Problem
Without the images, write out the whole listing exactly.

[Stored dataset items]
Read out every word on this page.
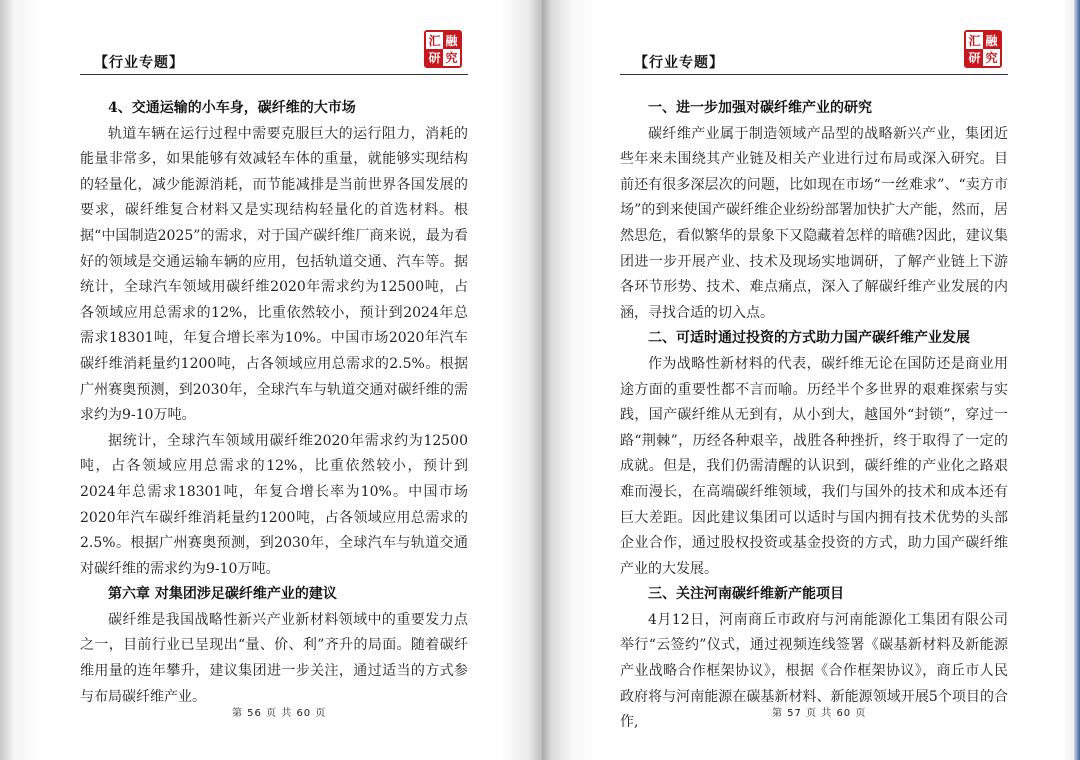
【行业专题】
汇 融
研 究

4、交通运输的小车身，碳纤维的大市场

轨道车辆在运行过程中需要克服巨大的运行阻力，消耗的能量非常多，如果能够有效减轻车体的重量，就能够实现结构的轻量化，减少能源消耗，而节能减排是当前世界各国发展的要求，碳纤维复合材料又是实现结构轻量化的首选材料。根据“中国制造2025”的需求，对于国产碳纤维厂商来说，最为看好的领域是交通运输车辆的应用，包括轨道交通、汽车等。据统计，全球汽车领域用碳纤维2020年需求约为12500吨，占各领域应用总需求的12%，比重依然较小，预计到2024年总需求18301吨，年复合增长率为10%。中国市场2020年汽车碳纤维消耗量约1200吨，占各领域应用总需求的2.5%。根据广州赛奥预测，到2030年，全球汽车与轨道交通对碳纤维的需求约为9-10万吨。

据统计，全球汽车领域用碳纤维2020年需求约为12500吨，占各领域应用总需求的12%，比重依然较小，预计到2024年总需求18301吨，年复合增长率为10%。中国市场2020年汽车碳纤维消耗量约1200吨，占各领域应用总需求的2.5%。根据广州赛奥预测，到2030年，全球汽车与轨道交通对碳纤维的需求约为9-10万吨。

第六章 对集团涉足碳纤维产业的建议

碳纤维是我国战略性新兴产业新材料领域中的重要发力点之一，目前行业已呈现出“量、价、利”齐升的局面。随着碳纤维用量的连年攀升，建议集团进一步关注，通过适当的方式参与布局碳纤维产业。

第 56 页 共 60 页
【行业专题】
汇 融
研 究

一、进一步加强对碳纤维产业的研究

碳纤维产业属于制造领域产品型的战略新兴产业，集团近些年来未围绕其产业链及相关产业进行过布局或深入研究。目前还有很多深层次的问题，比如现在市场“一丝难求”、“卖方市场”的到来使国产碳纤维企业纷纷部署加快扩大产能，然而，居然思危，看似繁华的景象下又隐藏着怎样的暗礁?因此，建议集团进一步开展产业、技术及现场实地调研，了解产业链上下游各环节形势、技术、难点痛点，深入了解碳纤维产业发展的内涵，寻找合适的切入点。

二、可适时通过投资的方式助力国产碳纤维产业发展

作为战略性新材料的代表，碳纤维无论在国防还是商业用途方面的重要性都不言而喻。历经半个多世界的艰难探索与实践，国产碳纤维从无到有，从小到大，越国外“封锁”，穿过一路“荆棘”，历经各种艰辛，战胜各种挫折，终于取得了一定的成就。但是，我们仍需清醒的认识到，碳纤维的产业化之路艰难而漫长，在高端碳纤维领域，我们与国外的技术和成本还有巨大差距。因此建议集团可以适时与国内拥有技术优势的头部企业合作，通过股权投资或基金投资的方式，助力国产碳纤维产业的大发展。

三、关注河南碳纤维新产能项目

4月12日，河南商丘市政府与河南能源化工集团有限公司举行“云签约”仪式，通过视频连线签署《碳基新材料及新能源产业战略合作框架协议》，根据《合作框架协议》，商丘市人民政府将与河南能源在碳基新材料、新能源领域开展5个项目的合作,

第 57 页 共 60 页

Output of the exercise
Read out every word on this page.
【行业专题】
汇 融
研 究

4、交通运输的小车身，碳纤维的大市场

轨道车辆在运行过程中需要克服巨大的运行阻力，消耗的能量非常多，如果能够有效减轻车体的重量，就能够实现结构的轻量化，减少能源消耗，而节能减排是当前世界各国发展的要求，碳纤维复合材料又是实现结构轻量化的首选材料。根据“中国制造2025”的需求，对于国产碳纤维厂商来说，最为看好的领域是交通运输车辆的应用，包括轨道交通、汽车等。据统计，全球汽车领域用碳纤维2020年需求约为12500吨，占各领域应用总需求的12%，比重依然较小，预计到2024年总需求18301吨，年复合增长率为10%。中国市场2020年汽车碳纤维消耗量约1200吨，占各领域应用总需求的2.5%。根据广州赛奥预测，到2030年，全球汽车与轨道交通对碳纤维的需求约为9-10万吨。

据统计，全球汽车领域用碳纤维2020年需求约为12500吨，占各领域应用总需求的12%，比重依然较小，预计到2024年总需求18301吨，年复合增长率为10%。中国市场2020年汽车碳纤维消耗量约1200吨，占各领域应用总需求的2.5%。根据广州赛奥预测，到2030年，全球汽车与轨道交通对碳纤维的需求约为9-10万吨。

第六章 对集团涉足碳纤维产业的建议

碳纤维是我国战略性新兴产业新材料领域中的重要发力点之一，目前行业已呈现出“量、价、利”齐升的局面。随着碳纤维用量的连年攀升，建议集团进一步关注，通过适当的方式参与布局碳纤维产业。

第 56 页 共 60 页
【行业专题】
汇 融
研 究

一、进一步加强对碳纤维产业的研究

碳纤维产业属于制造领域产品型的战略新兴产业，集团近些年来未围绕其产业链及相关产业进行过布局或深入研究。目前还有很多深层次的问题，比如现在市场“一丝难求”、“卖方市场”的到来使国产碳纤维企业纷纷部署加快扩大产能，然而，居然思危，看似繁华的景象下又隐藏着怎样的暗礁?因此，建议集团进一步开展产业、技术及现场实地调研，了解产业链上下游各环节形势、技术、难点痛点，深入了解碳纤维产业发展的内涵，寻找合适的切入点。

二、可适时通过投资的方式助力国产碳纤维产业发展

作为战略性新材料的代表，碳纤维无论在国防还是商业用途方面的重要性都不言而喻。历经半个多世界的艰难探索与实践，国产碳纤维从无到有，从小到大，越国外“封锁”，穿过一路“荆棘”，历经各种艰辛，战胜各种挫折，终于取得了一定的成就。但是，我们仍需清醒的认识到，碳纤维的产业化之路艰难而漫长，在高端碳纤维领域，我们与国外的技术和成本还有巨大差距。因此建议集团可以适时与国内拥有技术优势的头部企业合作，通过股权投资或基金投资的方式，助力国产碳纤维产业的大发展。

三、关注河南碳纤维新产能项目

4月12日，河南商丘市政府与河南能源化工集团有限公司举行“云签约”仪式，通过视频连线签署《碳基新材料及新能源产业战略合作框架协议》，根据《合作框架协议》，商丘市人民政府将与河南能源在碳基新材料、新能源领域开展5个项目的合作,

第 57 页 共 60 页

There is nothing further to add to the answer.